§ Given exercise
Output the data below in full, character for character.

§ Supplied data
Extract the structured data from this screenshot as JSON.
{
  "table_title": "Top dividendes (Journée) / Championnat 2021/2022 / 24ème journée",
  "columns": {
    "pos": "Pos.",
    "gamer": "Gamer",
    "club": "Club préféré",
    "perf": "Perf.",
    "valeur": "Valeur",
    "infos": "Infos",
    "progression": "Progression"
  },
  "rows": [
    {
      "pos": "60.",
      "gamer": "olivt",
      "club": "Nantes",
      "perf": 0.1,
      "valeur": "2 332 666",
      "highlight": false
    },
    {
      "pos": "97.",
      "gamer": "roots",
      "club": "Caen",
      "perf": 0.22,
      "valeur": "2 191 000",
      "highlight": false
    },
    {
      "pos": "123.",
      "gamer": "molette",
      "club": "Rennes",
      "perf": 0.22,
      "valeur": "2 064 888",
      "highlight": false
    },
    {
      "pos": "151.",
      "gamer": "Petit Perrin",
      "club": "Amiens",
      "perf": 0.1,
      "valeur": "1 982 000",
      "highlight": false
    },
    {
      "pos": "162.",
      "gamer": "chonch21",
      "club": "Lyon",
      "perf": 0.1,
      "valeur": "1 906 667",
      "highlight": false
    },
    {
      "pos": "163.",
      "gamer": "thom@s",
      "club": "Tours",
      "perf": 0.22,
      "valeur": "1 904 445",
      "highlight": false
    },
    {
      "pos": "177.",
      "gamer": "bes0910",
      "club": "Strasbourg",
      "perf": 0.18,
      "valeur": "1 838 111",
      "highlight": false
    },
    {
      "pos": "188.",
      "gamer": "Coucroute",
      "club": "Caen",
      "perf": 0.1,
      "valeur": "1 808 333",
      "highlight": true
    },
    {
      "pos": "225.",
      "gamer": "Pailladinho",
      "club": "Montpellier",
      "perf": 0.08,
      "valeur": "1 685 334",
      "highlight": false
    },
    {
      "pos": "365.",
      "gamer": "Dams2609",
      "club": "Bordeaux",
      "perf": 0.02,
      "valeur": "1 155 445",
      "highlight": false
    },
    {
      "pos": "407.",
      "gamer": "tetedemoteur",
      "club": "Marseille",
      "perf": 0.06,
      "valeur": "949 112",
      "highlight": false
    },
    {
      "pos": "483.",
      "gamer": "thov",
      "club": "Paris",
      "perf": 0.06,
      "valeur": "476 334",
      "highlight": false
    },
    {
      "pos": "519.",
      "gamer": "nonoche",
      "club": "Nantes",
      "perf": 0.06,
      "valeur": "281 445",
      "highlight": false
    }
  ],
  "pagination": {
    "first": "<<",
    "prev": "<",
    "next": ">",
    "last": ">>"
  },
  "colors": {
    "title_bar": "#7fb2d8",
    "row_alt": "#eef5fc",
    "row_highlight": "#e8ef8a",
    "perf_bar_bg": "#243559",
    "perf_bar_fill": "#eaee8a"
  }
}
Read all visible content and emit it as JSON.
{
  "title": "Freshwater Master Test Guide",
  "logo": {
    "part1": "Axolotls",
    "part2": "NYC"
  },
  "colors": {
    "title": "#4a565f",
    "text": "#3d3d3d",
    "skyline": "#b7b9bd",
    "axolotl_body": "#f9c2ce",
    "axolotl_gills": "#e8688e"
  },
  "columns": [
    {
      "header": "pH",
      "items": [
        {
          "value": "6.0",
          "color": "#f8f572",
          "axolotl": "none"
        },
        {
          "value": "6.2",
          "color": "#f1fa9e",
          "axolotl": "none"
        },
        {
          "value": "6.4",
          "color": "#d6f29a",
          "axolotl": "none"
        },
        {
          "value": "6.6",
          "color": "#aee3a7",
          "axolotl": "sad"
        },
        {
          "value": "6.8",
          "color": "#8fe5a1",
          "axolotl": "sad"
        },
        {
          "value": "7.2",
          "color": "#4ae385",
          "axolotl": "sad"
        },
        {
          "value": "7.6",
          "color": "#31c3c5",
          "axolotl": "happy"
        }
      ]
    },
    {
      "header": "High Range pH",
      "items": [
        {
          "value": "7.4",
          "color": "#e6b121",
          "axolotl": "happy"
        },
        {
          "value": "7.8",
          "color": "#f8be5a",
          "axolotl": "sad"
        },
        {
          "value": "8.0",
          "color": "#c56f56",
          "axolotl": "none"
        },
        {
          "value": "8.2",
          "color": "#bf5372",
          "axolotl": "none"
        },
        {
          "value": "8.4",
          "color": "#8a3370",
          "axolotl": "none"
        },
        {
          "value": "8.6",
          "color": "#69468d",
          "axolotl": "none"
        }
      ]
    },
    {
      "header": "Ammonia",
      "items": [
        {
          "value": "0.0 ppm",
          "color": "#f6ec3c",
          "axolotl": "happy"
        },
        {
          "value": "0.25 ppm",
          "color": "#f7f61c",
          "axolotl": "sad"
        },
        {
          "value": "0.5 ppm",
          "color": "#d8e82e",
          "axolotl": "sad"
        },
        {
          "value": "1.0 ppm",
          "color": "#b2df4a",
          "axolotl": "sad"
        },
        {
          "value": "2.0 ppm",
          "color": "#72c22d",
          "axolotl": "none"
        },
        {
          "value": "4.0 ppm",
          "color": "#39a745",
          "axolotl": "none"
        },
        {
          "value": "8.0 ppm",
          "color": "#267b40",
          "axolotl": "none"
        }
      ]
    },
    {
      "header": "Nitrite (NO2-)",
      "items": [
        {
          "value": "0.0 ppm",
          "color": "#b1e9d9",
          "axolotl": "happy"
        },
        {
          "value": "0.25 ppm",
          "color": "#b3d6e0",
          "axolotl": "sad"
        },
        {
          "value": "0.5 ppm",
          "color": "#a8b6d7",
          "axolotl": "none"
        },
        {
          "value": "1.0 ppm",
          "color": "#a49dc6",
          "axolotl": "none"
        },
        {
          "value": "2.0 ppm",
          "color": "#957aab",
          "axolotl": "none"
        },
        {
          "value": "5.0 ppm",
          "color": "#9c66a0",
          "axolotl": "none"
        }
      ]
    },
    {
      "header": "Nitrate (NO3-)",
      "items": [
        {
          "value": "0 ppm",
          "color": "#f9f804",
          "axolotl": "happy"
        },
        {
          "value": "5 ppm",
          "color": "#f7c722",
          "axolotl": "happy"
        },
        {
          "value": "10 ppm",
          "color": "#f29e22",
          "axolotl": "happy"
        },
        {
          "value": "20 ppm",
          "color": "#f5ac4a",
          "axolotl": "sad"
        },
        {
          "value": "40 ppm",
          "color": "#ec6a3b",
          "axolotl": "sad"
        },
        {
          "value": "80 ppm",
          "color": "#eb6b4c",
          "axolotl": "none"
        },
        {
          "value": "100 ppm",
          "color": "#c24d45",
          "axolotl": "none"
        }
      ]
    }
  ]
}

§ Result of the exercise
Extract the structured data from this screenshot as JSON.
{
  "table_title": "Top dividendes (Journée) / Championnat 2021/2022 / 24ème journée",
  "columns": {
    "pos": "Pos.",
    "gamer": "Gamer",
    "club": "Club préféré",
    "perf": "Perf.",
    "valeur": "Valeur",
    "infos": "Infos",
    "progression": "Progression"
  },
  "rows": [
    {
      "pos": "60.",
      "gamer": "olivt",
      "club": "Nantes",
      "perf": 0.1,
      "valeur": "2 332 666",
      "highlight": false
    },
    {
      "pos": "97.",
      "gamer": "roots",
      "club": "Caen",
      "perf": 0.22,
      "valeur": "2 191 000",
      "highlight": false
    },
    {
      "pos": "123.",
      "gamer": "molette",
      "club": "Rennes",
      "perf": 0.22,
      "valeur": "2 064 888",
      "highlight": false
    },
    {
      "pos": "151.",
      "gamer": "Petit Perrin",
      "club": "Amiens",
      "perf": 0.1,
      "valeur": "1 982 000",
      "highlight": false
    },
    {
      "pos": "162.",
      "gamer": "chonch21",
      "club": "Lyon",
      "perf": 0.1,
      "valeur": "1 906 667",
      "highlight": false
    },
    {
      "pos": "163.",
      "gamer": "thom@s",
      "club": "Tours",
      "perf": 0.22,
      "valeur": "1 904 445",
      "highlight": false
    },
    {
      "pos": "177.",
      "gamer": "bes0910",
      "club": "Strasbourg",
      "perf": 0.18,
      "valeur": "1 838 111",
      "highlight": false
    },
    {
      "pos": "188.",
      "gamer": "Coucroute",
      "club": "Caen",
      "perf": 0.1,
      "valeur": "1 808 333",
      "highlight": true
    },
    {
      "pos": "225.",
      "gamer": "Pailladinho",
      "club": "Montpellier",
      "perf": 0.08,
      "valeur": "1 685 334",
      "highlight": false
    },
    {
      "pos": "365.",
      "gamer": "Dams2609",
      "club": "Bordeaux",
      "perf": 0.02,
      "valeur": "1 155 445",
      "highlight": false
    },
    {
      "pos": "407.",
      "gamer": "tetedemoteur",
      "club": "Marseille",
      "perf": 0.06,
      "valeur": "949 112",
      "highlight": false
    },
    {
      "pos": "483.",
      "gamer": "thov",
      "club": "Paris",
      "perf": 0.06,
      "valeur": "476 334",
      "highlight": false
    },
    {
      "pos": "519.",
      "gamer": "nonoche",
      "club": "Nantes",
      "perf": 0.06,
      "valeur": "281 445",
      "highlight": false
    }
  ],
  "pagination": {
    "first": "<<",
    "prev": "<",
    "next": ">",
    "last": ">>"
  },
  "colors": {
    "title_bar": "#7fb2d8",
    "row_alt": "#eef5fc",
    "row_highlight": "#e8ef8a",
    "perf_bar_bg": "#243559",
    "perf_bar_fill": "#eaee8a"
  }
}
Read all visible content and emit it as JSON.
{
  "title": "Freshwater Master Test Guide",
  "logo": {
    "part1": "Axolotls",
    "part2": "NYC"
  },
  "colors": {
    "title": "#4a565f",
    "text": "#3d3d3d",
    "skyline": "#b7b9bd",
    "axolotl_body": "#f9c2ce",
    "axolotl_gills": "#e8688e"
  },
  "columns": [
    {
      "header": "pH",
      "items": [
        {
          "value": "6.0",
          "color": "#f8f572",
          "axolotl": "none"
        },
        {
          "value": "6.2",
          "color": "#f1fa9e",
          "axolotl": "none"
        },
        {
          "value": "6.4",
          "color": "#d6f29a",
          "axolotl": "none"
        },
        {
          "value": "6.6",
          "color": "#aee3a7",
          "axolotl": "sad"
        },
        {
          "value": "6.8",
          "color": "#8fe5a1",
          "axolotl": "sad"
        },
        {
          "value": "7.2",
          "color": "#4ae385",
          "axolotl": "sad"
        },
        {
          "value": "7.6",
          "color": "#31c3c5",
          "axolotl": "happy"
        }
      ]
    },
    {
      "header": "High Range pH",
      "items": [
        {
          "value": "7.4",
          "color": "#e6b121",
          "axolotl": "happy"
        },
        {
          "value": "7.8",
          "color": "#f8be5a",
          "axolotl": "sad"
        },
        {
          "value": "8.0",
          "color": "#c56f56",
          "axolotl": "none"
        },
        {
          "value": "8.2",
          "color": "#bf5372",
          "axolotl": "none"
        },
        {
          "value": "8.4",
          "color": "#8a3370",
          "axolotl": "none"
        },
        {
          "value": "8.6",
          "color": "#69468d",
          "axolotl": "none"
        }
      ]
    },
    {
      "header": "Ammonia",
      "items": [
        {
          "value": "0.0 ppm",
          "color": "#f6ec3c",
          "axolotl": "happy"
        },
        {
          "value": "0.25 ppm",
          "color": "#f7f61c",
          "axolotl": "sad"
        },
        {
          "value": "0.5 ppm",
          "color": "#d8e82e",
          "axolotl": "sad"
        },
        {
          "value": "1.0 ppm",
          "color": "#b2df4a",
          "axolotl": "sad"
        },
        {
          "value": "2.0 ppm",
          "color": "#72c22d",
          "axolotl": "none"
        },
        {
          "value": "4.0 ppm",
          "color": "#39a745",
          "axolotl": "none"
        },
        {
          "value": "8.0 ppm",
          "color": "#267b40",
          "axolotl": "none"
        }
      ]
    },
    {
      "header": "Nitrite (NO2-)",
      "items": [
        {
          "value": "0.0 ppm",
          "color": "#b1e9d9",
          "axolotl": "happy"
        },
        {
          "value": "0.25 ppm",
          "color": "#b3d6e0",
          "axolotl": "sad"
        },
        {
          "value": "0.5 ppm",
          "color": "#a8b6d7",
          "axolotl": "none"
        },
        {
          "value": "1.0 ppm",
          "color": "#a49dc6",
          "axolotl": "none"
        },
        {
          "value": "2.0 ppm",
          "color": "#957aab",
          "axolotl": "none"
        },
        {
          "value": "5.0 ppm",
          "color": "#9c66a0",
          "axolotl": "none"
        }
      ]
    },
    {
      "header": "Nitrate (NO3-)",
      "items": [
        {
          "value": "0 ppm",
          "color": "#f9f804",
          "axolotl": "happy"
        },
        {
          "value": "5 ppm",
          "color": "#f7c722",
          "axolotl": "happy"
        },
        {
          "value": "10 ppm",
          "color": "#f29e22",
          "axolotl": "happy"
        },
        {
          "value": "20 ppm",
          "color": "#f5ac4a",
          "axolotl": "sad"
        },
        {
          "value": "40 ppm",
          "color": "#ec6a3b",
          "axolotl": "sad"
        },
        {
          "value": "80 ppm",
          "color": "#eb6b4c",
          "axolotl": "none"
        },
        {
          "value": "100 ppm",
          "color": "#c24d45",
          "axolotl": "none"
        }
      ]
    }
  ]
}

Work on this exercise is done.